§ Description of the task:
Collect every line in the records below that contains the word "Strompreis".
┄┄┄┄┄┄┄┄┄┄
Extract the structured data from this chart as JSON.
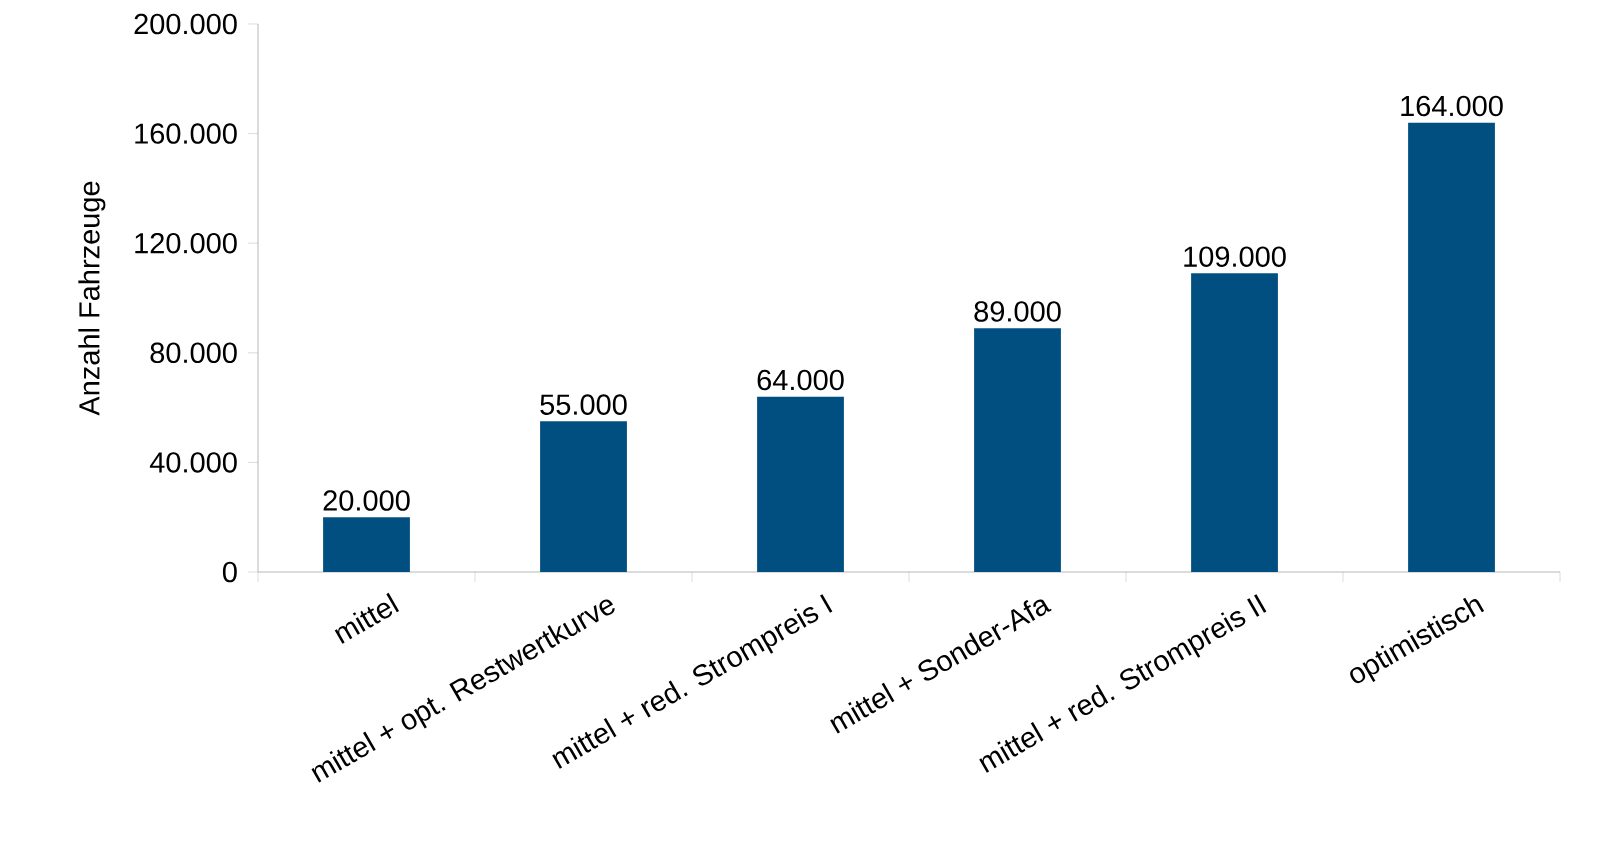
{
  "chart_data": {
    "type": "bar",
    "ylabel": "Anzahl Fahrzeuge",
    "categories": [
      "mittel",
      "mittel + opt. Restwertkurve",
      "mittel + red. Strompreis I",
      "mittel + Sonder-Afa",
      "mittel + red. Strompreis II",
      "optimistisch"
    ],
    "values": [
      20000,
      55000,
      64000,
      89000,
      109000,
      164000
    ],
    "value_labels": [
      "20.000",
      "55.000",
      "64.000",
      "89.000",
      "109.000",
      "164.000"
    ],
    "color": "#004f80",
    "ylim": [
      0,
      200000
    ],
    "yticks": [
      0,
      {
        "value": 40000,
        "label": "40.000"
      },
      {
        "value": 80000,
        "label": "80.000"
      },
      {
        "value": 120000,
        "label": "120.000"
      },
      {
        "value": 160000,
        "label": "160.000"
      },
      {
        "value": 200000,
        "label": "200.000"
      }
    ],
    "grid": false
  }
}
┄┄┄┄┄┄┄┄┄┄
§ Worked solution:
      "mittel + red. Strompreis I",
      "mittel + red. Strompreis II",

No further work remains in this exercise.